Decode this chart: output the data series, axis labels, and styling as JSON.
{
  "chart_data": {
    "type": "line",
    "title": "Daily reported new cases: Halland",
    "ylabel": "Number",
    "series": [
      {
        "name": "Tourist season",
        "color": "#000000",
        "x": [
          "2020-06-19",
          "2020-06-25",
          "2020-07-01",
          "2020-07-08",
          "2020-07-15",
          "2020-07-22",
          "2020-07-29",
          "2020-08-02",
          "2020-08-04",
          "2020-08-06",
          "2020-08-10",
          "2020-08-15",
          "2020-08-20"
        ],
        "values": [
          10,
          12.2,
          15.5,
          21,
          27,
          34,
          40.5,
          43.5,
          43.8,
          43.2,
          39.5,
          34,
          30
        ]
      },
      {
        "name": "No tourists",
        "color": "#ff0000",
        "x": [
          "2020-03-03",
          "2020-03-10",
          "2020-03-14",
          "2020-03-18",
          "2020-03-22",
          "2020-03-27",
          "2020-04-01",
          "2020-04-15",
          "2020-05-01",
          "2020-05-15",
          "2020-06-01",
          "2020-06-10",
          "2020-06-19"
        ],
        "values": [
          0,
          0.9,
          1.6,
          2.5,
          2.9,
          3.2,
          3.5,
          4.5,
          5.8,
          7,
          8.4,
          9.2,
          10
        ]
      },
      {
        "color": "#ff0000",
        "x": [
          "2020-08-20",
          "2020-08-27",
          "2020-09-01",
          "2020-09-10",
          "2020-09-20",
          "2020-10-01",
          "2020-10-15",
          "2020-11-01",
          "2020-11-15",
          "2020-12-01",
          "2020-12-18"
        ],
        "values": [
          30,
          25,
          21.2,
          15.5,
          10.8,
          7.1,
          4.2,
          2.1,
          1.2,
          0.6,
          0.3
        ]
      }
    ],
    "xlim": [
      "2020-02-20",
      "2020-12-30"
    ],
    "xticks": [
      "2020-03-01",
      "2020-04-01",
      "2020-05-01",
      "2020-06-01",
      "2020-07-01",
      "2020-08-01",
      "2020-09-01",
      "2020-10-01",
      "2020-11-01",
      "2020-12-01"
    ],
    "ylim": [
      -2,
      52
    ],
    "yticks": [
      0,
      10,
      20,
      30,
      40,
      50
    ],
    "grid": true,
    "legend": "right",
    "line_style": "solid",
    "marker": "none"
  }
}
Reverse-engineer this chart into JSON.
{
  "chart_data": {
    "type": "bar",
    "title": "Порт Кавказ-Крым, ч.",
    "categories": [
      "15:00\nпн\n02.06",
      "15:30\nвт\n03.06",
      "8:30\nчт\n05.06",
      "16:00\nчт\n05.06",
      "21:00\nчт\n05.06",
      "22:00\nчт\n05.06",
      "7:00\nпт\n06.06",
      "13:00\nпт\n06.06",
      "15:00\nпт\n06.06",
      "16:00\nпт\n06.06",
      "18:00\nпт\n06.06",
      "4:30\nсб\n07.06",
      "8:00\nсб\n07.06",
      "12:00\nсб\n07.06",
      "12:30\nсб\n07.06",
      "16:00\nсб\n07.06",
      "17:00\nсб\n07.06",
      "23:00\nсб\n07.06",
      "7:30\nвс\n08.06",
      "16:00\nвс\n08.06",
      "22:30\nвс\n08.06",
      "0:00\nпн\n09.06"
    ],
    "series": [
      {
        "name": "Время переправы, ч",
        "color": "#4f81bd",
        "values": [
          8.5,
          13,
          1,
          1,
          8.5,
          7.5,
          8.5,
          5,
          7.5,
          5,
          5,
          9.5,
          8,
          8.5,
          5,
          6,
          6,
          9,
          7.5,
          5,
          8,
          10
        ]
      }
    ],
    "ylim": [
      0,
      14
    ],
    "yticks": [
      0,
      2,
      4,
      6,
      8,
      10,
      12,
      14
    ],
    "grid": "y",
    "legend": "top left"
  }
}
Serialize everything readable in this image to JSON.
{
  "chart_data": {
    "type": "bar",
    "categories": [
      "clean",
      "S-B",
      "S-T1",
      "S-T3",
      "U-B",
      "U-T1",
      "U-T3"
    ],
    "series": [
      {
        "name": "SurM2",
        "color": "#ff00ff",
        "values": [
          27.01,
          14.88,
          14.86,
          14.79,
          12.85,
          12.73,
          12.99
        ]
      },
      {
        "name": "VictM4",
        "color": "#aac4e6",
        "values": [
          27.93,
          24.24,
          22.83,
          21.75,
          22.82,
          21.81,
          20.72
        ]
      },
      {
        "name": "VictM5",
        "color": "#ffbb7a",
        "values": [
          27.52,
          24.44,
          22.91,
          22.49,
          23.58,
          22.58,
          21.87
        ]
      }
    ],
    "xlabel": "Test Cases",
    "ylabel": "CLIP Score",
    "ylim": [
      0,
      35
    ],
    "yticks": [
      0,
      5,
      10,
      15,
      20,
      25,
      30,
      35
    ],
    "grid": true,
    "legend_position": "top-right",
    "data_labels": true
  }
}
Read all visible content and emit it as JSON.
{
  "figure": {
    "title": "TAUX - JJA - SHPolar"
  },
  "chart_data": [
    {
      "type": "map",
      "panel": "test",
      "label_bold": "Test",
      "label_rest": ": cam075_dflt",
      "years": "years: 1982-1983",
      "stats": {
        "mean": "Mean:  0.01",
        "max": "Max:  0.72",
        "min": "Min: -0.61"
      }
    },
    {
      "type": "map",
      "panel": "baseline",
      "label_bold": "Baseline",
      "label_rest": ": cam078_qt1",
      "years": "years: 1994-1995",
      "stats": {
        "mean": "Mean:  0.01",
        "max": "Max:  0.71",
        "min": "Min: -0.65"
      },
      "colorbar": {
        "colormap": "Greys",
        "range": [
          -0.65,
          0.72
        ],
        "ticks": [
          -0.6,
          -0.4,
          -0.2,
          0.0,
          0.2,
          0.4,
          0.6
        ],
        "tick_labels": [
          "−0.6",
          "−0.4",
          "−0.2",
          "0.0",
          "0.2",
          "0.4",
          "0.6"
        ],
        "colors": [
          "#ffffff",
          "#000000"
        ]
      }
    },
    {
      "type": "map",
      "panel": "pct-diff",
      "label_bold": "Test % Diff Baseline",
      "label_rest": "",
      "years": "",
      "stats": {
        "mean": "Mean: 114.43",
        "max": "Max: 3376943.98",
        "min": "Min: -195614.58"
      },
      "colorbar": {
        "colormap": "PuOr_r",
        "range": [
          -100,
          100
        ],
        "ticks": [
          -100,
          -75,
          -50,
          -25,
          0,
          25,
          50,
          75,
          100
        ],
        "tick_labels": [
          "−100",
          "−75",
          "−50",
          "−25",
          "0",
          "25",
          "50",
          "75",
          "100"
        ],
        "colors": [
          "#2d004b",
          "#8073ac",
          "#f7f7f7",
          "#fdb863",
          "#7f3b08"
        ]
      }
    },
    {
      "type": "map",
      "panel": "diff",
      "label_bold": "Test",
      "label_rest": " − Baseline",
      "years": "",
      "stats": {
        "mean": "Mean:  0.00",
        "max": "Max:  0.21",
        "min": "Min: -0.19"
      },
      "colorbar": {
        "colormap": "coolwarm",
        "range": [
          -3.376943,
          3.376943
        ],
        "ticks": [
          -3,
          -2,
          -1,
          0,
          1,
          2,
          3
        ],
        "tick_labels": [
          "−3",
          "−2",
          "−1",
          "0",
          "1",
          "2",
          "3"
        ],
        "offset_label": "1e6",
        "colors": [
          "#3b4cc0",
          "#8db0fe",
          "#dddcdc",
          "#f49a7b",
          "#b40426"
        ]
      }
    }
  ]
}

====================

*WHAT NEEDS TO BE DONE:* Exactly as written, please output every entry.

*ANSWER FOR THIS EXERCISE:*
Decode this chart: output the data series, axis labels, and styling as JSON.
{
  "chart_data": {
    "type": "line",
    "title": "Daily reported new cases: Halland",
    "ylabel": "Number",
    "series": [
      {
        "name": "Tourist season",
        "color": "#000000",
        "x": [
          "2020-06-19",
          "2020-06-25",
          "2020-07-01",
          "2020-07-08",
          "2020-07-15",
          "2020-07-22",
          "2020-07-29",
          "2020-08-02",
          "2020-08-04",
          "2020-08-06",
          "2020-08-10",
          "2020-08-15",
          "2020-08-20"
        ],
        "values": [
          10,
          12.2,
          15.5,
          21,
          27,
          34,
          40.5,
          43.5,
          43.8,
          43.2,
          39.5,
          34,
          30
        ]
      },
      {
        "name": "No tourists",
        "color": "#ff0000",
        "x": [
          "2020-03-03",
          "2020-03-10",
          "2020-03-14",
          "2020-03-18",
          "2020-03-22",
          "2020-03-27",
          "2020-04-01",
          "2020-04-15",
          "2020-05-01",
          "2020-05-15",
          "2020-06-01",
          "2020-06-10",
          "2020-06-19"
        ],
        "values": [
          0,
          0.9,
          1.6,
          2.5,
          2.9,
          3.2,
          3.5,
          4.5,
          5.8,
          7,
          8.4,
          9.2,
          10
        ]
      },
      {
        "color": "#ff0000",
        "x": [
          "2020-08-20",
          "2020-08-27",
          "2020-09-01",
          "2020-09-10",
          "2020-09-20",
          "2020-10-01",
          "2020-10-15",
          "2020-11-01",
          "2020-11-15",
          "2020-12-01",
          "2020-12-18"
        ],
        "values": [
          30,
          25,
          21.2,
          15.5,
          10.8,
          7.1,
          4.2,
          2.1,
          1.2,
          0.6,
          0.3
        ]
      }
    ],
    "xlim": [
      "2020-02-20",
      "2020-12-30"
    ],
    "xticks": [
      "2020-03-01",
      "2020-04-01",
      "2020-05-01",
      "2020-06-01",
      "2020-07-01",
      "2020-08-01",
      "2020-09-01",
      "2020-10-01",
      "2020-11-01",
      "2020-12-01"
    ],
    "ylim": [
      -2,
      52
    ],
    "yticks": [
      0,
      10,
      20,
      30,
      40,
      50
    ],
    "grid": true,
    "legend": "right",
    "line_style": "solid",
    "marker": "none"
  }
}
Reverse-engineer this chart into JSON.
{
  "chart_data": {
    "type": "bar",
    "title": "Порт Кавказ-Крым, ч.",
    "categories": [
      "15:00\nпн\n02.06",
      "15:30\nвт\n03.06",
      "8:30\nчт\n05.06",
      "16:00\nчт\n05.06",
      "21:00\nчт\n05.06",
      "22:00\nчт\n05.06",
      "7:00\nпт\n06.06",
      "13:00\nпт\n06.06",
      "15:00\nпт\n06.06",
      "16:00\nпт\n06.06",
      "18:00\nпт\n06.06",
      "4:30\nсб\n07.06",
      "8:00\nсб\n07.06",
      "12:00\nсб\n07.06",
      "12:30\nсб\n07.06",
      "16:00\nсб\n07.06",
      "17:00\nсб\n07.06",
      "23:00\nсб\n07.06",
      "7:30\nвс\n08.06",
      "16:00\nвс\n08.06",
      "22:30\nвс\n08.06",
      "0:00\nпн\n09.06"
    ],
    "series": [
      {
        "name": "Время переправы, ч",
        "color": "#4f81bd",
        "values": [
          8.5,
          13,
          1,
          1,
          8.5,
          7.5,
          8.5,
          5,
          7.5,
          5,
          5,
          9.5,
          8,
          8.5,
          5,
          6,
          6,
          9,
          7.5,
          5,
          8,
          10
        ]
      }
    ],
    "ylim": [
      0,
      14
    ],
    "yticks": [
      0,
      2,
      4,
      6,
      8,
      10,
      12,
      14
    ],
    "grid": "y",
    "legend": "top left"
  }
}
Serialize everything readable in this image to JSON.
{
  "chart_data": {
    "type": "bar",
    "categories": [
      "clean",
      "S-B",
      "S-T1",
      "S-T3",
      "U-B",
      "U-T1",
      "U-T3"
    ],
    "series": [
      {
        "name": "SurM2",
        "color": "#ff00ff",
        "values": [
          27.01,
          14.88,
          14.86,
          14.79,
          12.85,
          12.73,
          12.99
        ]
      },
      {
        "name": "VictM4",
        "color": "#aac4e6",
        "values": [
          27.93,
          24.24,
          22.83,
          21.75,
          22.82,
          21.81,
          20.72
        ]
      },
      {
        "name": "VictM5",
        "color": "#ffbb7a",
        "values": [
          27.52,
          24.44,
          22.91,
          22.49,
          23.58,
          22.58,
          21.87
        ]
      }
    ],
    "xlabel": "Test Cases",
    "ylabel": "CLIP Score",
    "ylim": [
      0,
      35
    ],
    "yticks": [
      0,
      5,
      10,
      15,
      20,
      25,
      30,
      35
    ],
    "grid": true,
    "legend_position": "top-right",
    "data_labels": true
  }
}
Read all visible content and emit it as JSON.
{
  "figure": {
    "title": "TAUX - JJA - SHPolar"
  },
  "chart_data": [
    {
      "type": "map",
      "panel": "test",
      "label_bold": "Test",
      "label_rest": ": cam075_dflt",
      "years": "years: 1982-1983",
      "stats": {
        "mean": "Mean:  0.01",
        "max": "Max:  0.72",
        "min": "Min: -0.61"
      }
    },
    {
      "type": "map",
      "panel": "baseline",
      "label_bold": "Baseline",
      "label_rest": ": cam078_qt1",
      "years": "years: 1994-1995",
      "stats": {
        "mean": "Mean:  0.01",
        "max": "Max:  0.71",
        "min": "Min: -0.65"
      },
      "colorbar": {
        "colormap": "Greys",
        "range": [
          -0.65,
          0.72
        ],
        "ticks": [
          -0.6,
          -0.4,
          -0.2,
          0.0,
          0.2,
          0.4,
          0.6
        ],
        "tick_labels": [
          "−0.6",
          "−0.4",
          "−0.2",
          "0.0",
          "0.2",
          "0.4",
          "0.6"
        ],
        "colors": [
          "#ffffff",
          "#000000"
        ]
      }
    },
    {
      "type": "map",
      "panel": "pct-diff",
      "label_bold": "Test % Diff Baseline",
      "label_rest": "",
      "years": "",
      "stats": {
        "mean": "Mean: 114.43",
        "max": "Max: 3376943.98",
        "min": "Min: -195614.58"
      },
      "colorbar": {
        "colormap": "PuOr_r",
        "range": [
          -100,
          100
        ],
        "ticks": [
          -100,
          -75,
          -50,
          -25,
          0,
          25,
          50,
          75,
          100
        ],
        "tick_labels": [
          "−100",
          "−75",
          "−50",
          "−25",
          "0",
          "25",
          "50",
          "75",
          "100"
        ],
        "colors": [
          "#2d004b",
          "#8073ac",
          "#f7f7f7",
          "#fdb863",
          "#7f3b08"
        ]
      }
    },
    {
      "type": "map",
      "panel": "diff",
      "label_bold": "Test",
      "label_rest": " − Baseline",
      "years": "",
      "stats": {
        "mean": "Mean:  0.00",
        "max": "Max:  0.21",
        "min": "Min: -0.19"
      },
      "colorbar": {
        "colormap": "coolwarm",
        "range": [
          -3.376943,
          3.376943
        ],
        "ticks": [
          -3,
          -2,
          -1,
          0,
          1,
          2,
          3
        ],
        "tick_labels": [
          "−3",
          "−2",
          "−1",
          "0",
          "1",
          "2",
          "3"
        ],
        "offset_label": "1e6",
        "colors": [
          "#3b4cc0",
          "#8db0fe",
          "#dddcdc",
          "#f49a7b",
          "#b40426"
        ]
      }
    }
  ]
}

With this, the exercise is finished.